**WHAT TO DO**
Extract each line containing the string "εἶναι".
* START EXTRACTED INFORMATION *
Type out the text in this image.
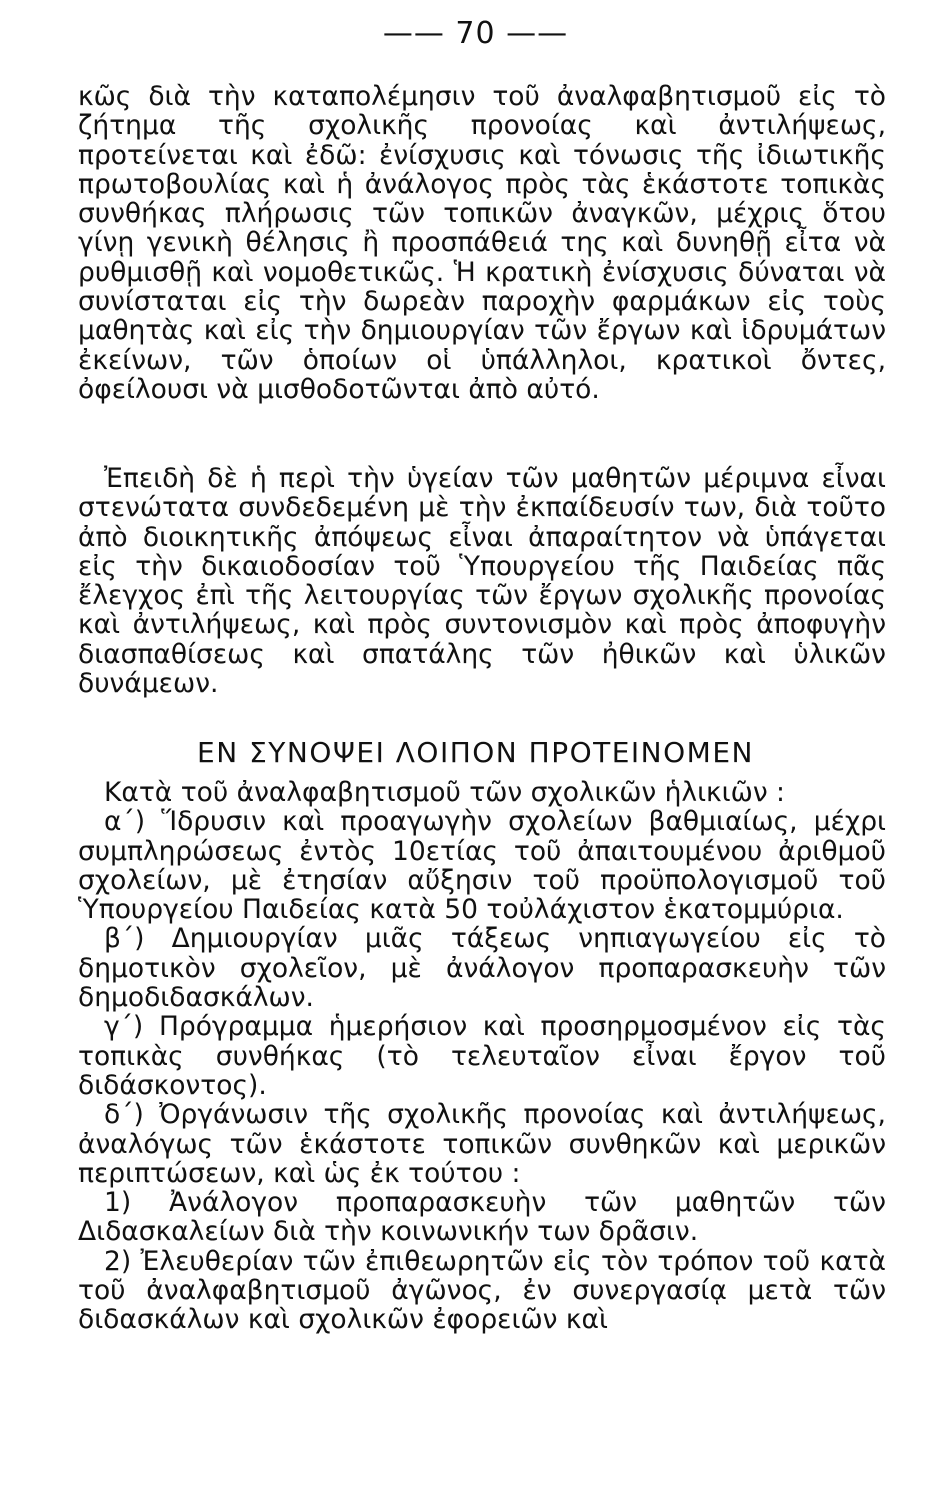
—— 70 ——

κῶς διὰ τὴν καταπολέμησιν τοῦ ἀναλφαβητισμοῦ εἰς τὸ ζήτημα τῆς σχολικῆς προνοίας καὶ ἀντιλήψεως, προτείνεται καὶ ἐδῶ: ἐνίσχυσις καὶ τόνωσις τῆς ἰδιωτικῆς πρωτοβουλίας καὶ ἡ ἀνάλογος πρὸς τὰς ἑκάστοτε τοπικὰς συνθήκας πλήρωσις τῶν τοπικῶν ἀναγκῶν, μέχρις ὅτου γίνῃ γενικὴ θέλησις ἢ προσπάθειά της καὶ δυνηθῇ εἶτα νὰ ρυθμισθῇ καὶ νομοθετικῶς. Ἡ κρατικὴ ἐνίσχυσις δύναται νὰ συνίσταται εἰς τὴν δωρεὰν παροχὴν φαρμάκων εἰς τοὺς μαθητὰς καὶ εἰς τὴν δημιουργίαν τῶν ἔργων καὶ ἱδρυμάτων ἐκείνων, τῶν ὁποίων οἱ ὑπάλληλοι, κρατικοὶ ὄντες, ὀφείλουσι νὰ μισθοδοτῶνται ἀπὸ αὐτό.

Ἐπειδὴ δὲ ἡ περὶ τὴν ὑγείαν τῶν μαθητῶν μέριμνα εἶναι στενώτατα συνδεδεμένη μὲ τὴν ἐκπαίδευσίν των, διὰ τοῦτο ἀπὸ διοικητικῆς ἀπόψεως εἶναι ἀπαραίτητον νὰ ὑπάγεται εἰς τὴν δικαιοδοσίαν τοῦ Ὑπουργείου τῆς Παιδείας πᾶς ἔλεγχος ἐπὶ τῆς λειτουργίας τῶν ἔργων σχολικῆς προνοίας καὶ ἀντιλήψεως, καὶ πρὸς συντονισμὸν καὶ πρὸς ἀποφυγὴν διασπαθίσεως καὶ σπατάλης τῶν ἠθικῶν καὶ ὑλικῶν δυνάμεων.

ΕΝ ΣΥΝΟΨΕΙ ΛΟΙΠΟΝ ΠΡΟΤΕΙΝΟΜΕΝ

Κατὰ τοῦ ἀναλφαβητισμοῦ τῶν σχολικῶν ἡλικιῶν :

α΄) Ἵδρυσιν καὶ προαγωγὴν σχολείων βαθμιαίως, μέχρι συμπληρώσεως ἐντὸς 10ετίας τοῦ ἀπαιτουμένου ἀριθμοῦ σχολείων, μὲ ἐτησίαν αὔξησιν τοῦ προϋπολογισμοῦ τοῦ Ὑπουργείου Παιδείας κατὰ 50 τοὐλάχιστον ἑκατομμύρια.

β΄) Δημιουργίαν μιᾶς τάξεως νηπιαγωγείου εἰς τὸ δημοτικὸν σχολεῖον, μὲ ἀνάλογον προπαρασκευὴν τῶν δημοδιδασκάλων.

γ΄) Πρόγραμμα ἡμερήσιον καὶ προσηρμοσμένον εἰς τὰς τοπικὰς συνθήκας (τὸ τελευταῖον εἶναι ἔργον τοῦ διδάσκοντος).

δ΄) Ὀργάνωσιν τῆς σχολικῆς προνοίας καὶ ἀντιλήψεως, ἀναλόγως τῶν ἑκάστοτε τοπικῶν συνθηκῶν καὶ μερικῶν περιπτώσεων, καὶ ὡς ἐκ τούτου :

1) Ἀνάλογον προπαρασκευὴν τῶν μαθητῶν τῶν Διδασκαλείων διὰ τὴν κοινωνικήν των δρᾶσιν.

2) Ἐλευθερίαν τῶν ἐπιθεωρητῶν εἰς τὸν τρόπον τοῦ κατὰ τοῦ ἀναλφαβητισμοῦ ἀγῶνος, ἐν συνεργασίᾳ μετὰ τῶν διδασκάλων καὶ σχολικῶν ἐφορειῶν καὶ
* END EXTRACTED INFORMATION *
**THE REPLY**
Ἐπειδὴ δὲ ἡ περὶ τὴν ὑγείαν τῶν μαθητῶν μέριμνα εἶναι στενώτατα συνδεδεμένη μὲ τὴν ἐκπαίδευσίν των, διὰ τοῦτο ἀπὸ διοικητικῆς ἀπόψεως εἶναι ἀπαραίτητον νὰ ὑπάγεται εἰς τὴν δικαιοδοσίαν τοῦ Ὑπουργείου τῆς Παιδείας πᾶς ἔλεγχος ἐπὶ τῆς λειτουργίας τῶν ἔργων σχολικῆς προνοίας καὶ ἀντιλήψεως, καὶ πρὸς συντονισμὸν καὶ πρὸς ἀποφυγὴν διασπαθίσεως καὶ σπατάλης τῶν ἠθικῶν καὶ ὑλικῶν δυνάμεων.
γ΄) Πρόγραμμα ἡμερήσιον καὶ προσηρμοσμένον εἰς τὰς τοπικὰς συνθήκας (τὸ τελευταῖον εἶναι ἔργον τοῦ διδάσκοντος).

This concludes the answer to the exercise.